#### [SUPPLIED MATERIAL]
● ● ● ● ● ● ●
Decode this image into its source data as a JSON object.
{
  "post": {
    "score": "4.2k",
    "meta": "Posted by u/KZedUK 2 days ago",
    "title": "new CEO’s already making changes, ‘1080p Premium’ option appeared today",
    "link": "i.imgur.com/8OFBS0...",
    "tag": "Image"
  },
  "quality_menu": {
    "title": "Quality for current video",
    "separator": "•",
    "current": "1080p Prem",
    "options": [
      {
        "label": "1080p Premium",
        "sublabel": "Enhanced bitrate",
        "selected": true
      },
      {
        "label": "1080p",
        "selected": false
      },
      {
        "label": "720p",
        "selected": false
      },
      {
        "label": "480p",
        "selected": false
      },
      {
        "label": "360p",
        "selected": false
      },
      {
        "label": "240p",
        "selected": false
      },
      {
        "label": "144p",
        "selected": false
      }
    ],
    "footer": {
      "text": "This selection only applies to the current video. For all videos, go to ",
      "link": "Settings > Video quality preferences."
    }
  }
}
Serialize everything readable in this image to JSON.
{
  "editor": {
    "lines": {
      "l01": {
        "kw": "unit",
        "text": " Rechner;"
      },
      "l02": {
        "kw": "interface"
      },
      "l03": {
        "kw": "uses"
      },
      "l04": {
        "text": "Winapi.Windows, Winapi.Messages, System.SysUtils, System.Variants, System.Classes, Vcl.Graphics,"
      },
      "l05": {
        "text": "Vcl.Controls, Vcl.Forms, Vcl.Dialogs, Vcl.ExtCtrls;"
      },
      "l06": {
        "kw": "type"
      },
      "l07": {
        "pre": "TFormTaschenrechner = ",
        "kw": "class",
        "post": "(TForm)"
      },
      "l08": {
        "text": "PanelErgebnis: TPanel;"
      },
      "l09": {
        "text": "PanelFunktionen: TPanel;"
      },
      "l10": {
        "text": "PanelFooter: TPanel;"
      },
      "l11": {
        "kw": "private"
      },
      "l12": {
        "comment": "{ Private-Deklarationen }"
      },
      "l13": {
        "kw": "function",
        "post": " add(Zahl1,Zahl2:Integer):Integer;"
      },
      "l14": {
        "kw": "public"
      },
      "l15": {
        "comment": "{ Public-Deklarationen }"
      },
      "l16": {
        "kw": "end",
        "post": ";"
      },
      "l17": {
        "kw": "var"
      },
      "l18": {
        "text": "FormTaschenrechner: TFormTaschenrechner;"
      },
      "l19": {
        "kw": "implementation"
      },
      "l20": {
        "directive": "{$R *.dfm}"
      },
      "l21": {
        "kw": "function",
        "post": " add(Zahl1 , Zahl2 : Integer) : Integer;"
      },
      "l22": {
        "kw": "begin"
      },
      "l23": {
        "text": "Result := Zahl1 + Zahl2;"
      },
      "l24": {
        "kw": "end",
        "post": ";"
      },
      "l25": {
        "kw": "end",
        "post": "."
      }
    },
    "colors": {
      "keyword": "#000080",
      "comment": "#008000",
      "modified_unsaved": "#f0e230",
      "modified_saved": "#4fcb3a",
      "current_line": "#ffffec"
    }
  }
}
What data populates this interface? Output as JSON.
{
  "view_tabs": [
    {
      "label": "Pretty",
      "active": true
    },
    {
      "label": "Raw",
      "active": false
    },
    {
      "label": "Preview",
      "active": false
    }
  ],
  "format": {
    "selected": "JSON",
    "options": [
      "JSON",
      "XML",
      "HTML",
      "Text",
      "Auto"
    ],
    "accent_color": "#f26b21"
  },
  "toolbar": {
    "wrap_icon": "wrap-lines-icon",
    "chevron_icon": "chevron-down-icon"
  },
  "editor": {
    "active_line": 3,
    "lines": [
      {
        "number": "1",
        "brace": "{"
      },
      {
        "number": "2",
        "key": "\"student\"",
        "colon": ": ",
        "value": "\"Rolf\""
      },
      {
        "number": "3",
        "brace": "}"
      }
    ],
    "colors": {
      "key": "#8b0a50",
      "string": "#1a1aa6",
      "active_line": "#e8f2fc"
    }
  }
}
● ● ● ● ● ● ●
#### [REQUIREMENT]
Exactly reproduce every line of the data above.

#### [RESPONSE TO THE EXERCISE]
Decode this image into its source data as a JSON object.
{
  "post": {
    "score": "4.2k",
    "meta": "Posted by u/KZedUK 2 days ago",
    "title": "new CEO’s already making changes, ‘1080p Premium’ option appeared today",
    "link": "i.imgur.com/8OFBS0...",
    "tag": "Image"
  },
  "quality_menu": {
    "title": "Quality for current video",
    "separator": "•",
    "current": "1080p Prem",
    "options": [
      {
        "label": "1080p Premium",
        "sublabel": "Enhanced bitrate",
        "selected": true
      },
      {
        "label": "1080p",
        "selected": false
      },
      {
        "label": "720p",
        "selected": false
      },
      {
        "label": "480p",
        "selected": false
      },
      {
        "label": "360p",
        "selected": false
      },
      {
        "label": "240p",
        "selected": false
      },
      {
        "label": "144p",
        "selected": false
      }
    ],
    "footer": {
      "text": "This selection only applies to the current video. For all videos, go to ",
      "link": "Settings > Video quality preferences."
    }
  }
}
Serialize everything readable in this image to JSON.
{
  "editor": {
    "lines": {
      "l01": {
        "kw": "unit",
        "text": " Rechner;"
      },
      "l02": {
        "kw": "interface"
      },
      "l03": {
        "kw": "uses"
      },
      "l04": {
        "text": "Winapi.Windows, Winapi.Messages, System.SysUtils, System.Variants, System.Classes, Vcl.Graphics,"
      },
      "l05": {
        "text": "Vcl.Controls, Vcl.Forms, Vcl.Dialogs, Vcl.ExtCtrls;"
      },
      "l06": {
        "kw": "type"
      },
      "l07": {
        "pre": "TFormTaschenrechner = ",
        "kw": "class",
        "post": "(TForm)"
      },
      "l08": {
        "text": "PanelErgebnis: TPanel;"
      },
      "l09": {
        "text": "PanelFunktionen: TPanel;"
      },
      "l10": {
        "text": "PanelFooter: TPanel;"
      },
      "l11": {
        "kw": "private"
      },
      "l12": {
        "comment": "{ Private-Deklarationen }"
      },
      "l13": {
        "kw": "function",
        "post": " add(Zahl1,Zahl2:Integer):Integer;"
      },
      "l14": {
        "kw": "public"
      },
      "l15": {
        "comment": "{ Public-Deklarationen }"
      },
      "l16": {
        "kw": "end",
        "post": ";"
      },
      "l17": {
        "kw": "var"
      },
      "l18": {
        "text": "FormTaschenrechner: TFormTaschenrechner;"
      },
      "l19": {
        "kw": "implementation"
      },
      "l20": {
        "directive": "{$R *.dfm}"
      },
      "l21": {
        "kw": "function",
        "post": " add(Zahl1 , Zahl2 : Integer) : Integer;"
      },
      "l22": {
        "kw": "begin"
      },
      "l23": {
        "text": "Result := Zahl1 + Zahl2;"
      },
      "l24": {
        "kw": "end",
        "post": ";"
      },
      "l25": {
        "kw": "end",
        "post": "."
      }
    },
    "colors": {
      "keyword": "#000080",
      "comment": "#008000",
      "modified_unsaved": "#f0e230",
      "modified_saved": "#4fcb3a",
      "current_line": "#ffffec"
    }
  }
}
What data populates this interface? Output as JSON.
{
  "view_tabs": [
    {
      "label": "Pretty",
      "active": true
    },
    {
      "label": "Raw",
      "active": false
    },
    {
      "label": "Preview",
      "active": false
    }
  ],
  "format": {
    "selected": "JSON",
    "options": [
      "JSON",
      "XML",
      "HTML",
      "Text",
      "Auto"
    ],
    "accent_color": "#f26b21"
  },
  "toolbar": {
    "wrap_icon": "wrap-lines-icon",
    "chevron_icon": "chevron-down-icon"
  },
  "editor": {
    "active_line": 3,
    "lines": [
      {
        "number": "1",
        "brace": "{"
      },
      {
        "number": "2",
        "key": "\"student\"",
        "colon": ": ",
        "value": "\"Rolf\""
      },
      {
        "number": "3",
        "brace": "}"
      }
    ],
    "colors": {
      "key": "#8b0a50",
      "string": "#1a1aa6",
      "active_line": "#e8f2fc"
    }
  }
}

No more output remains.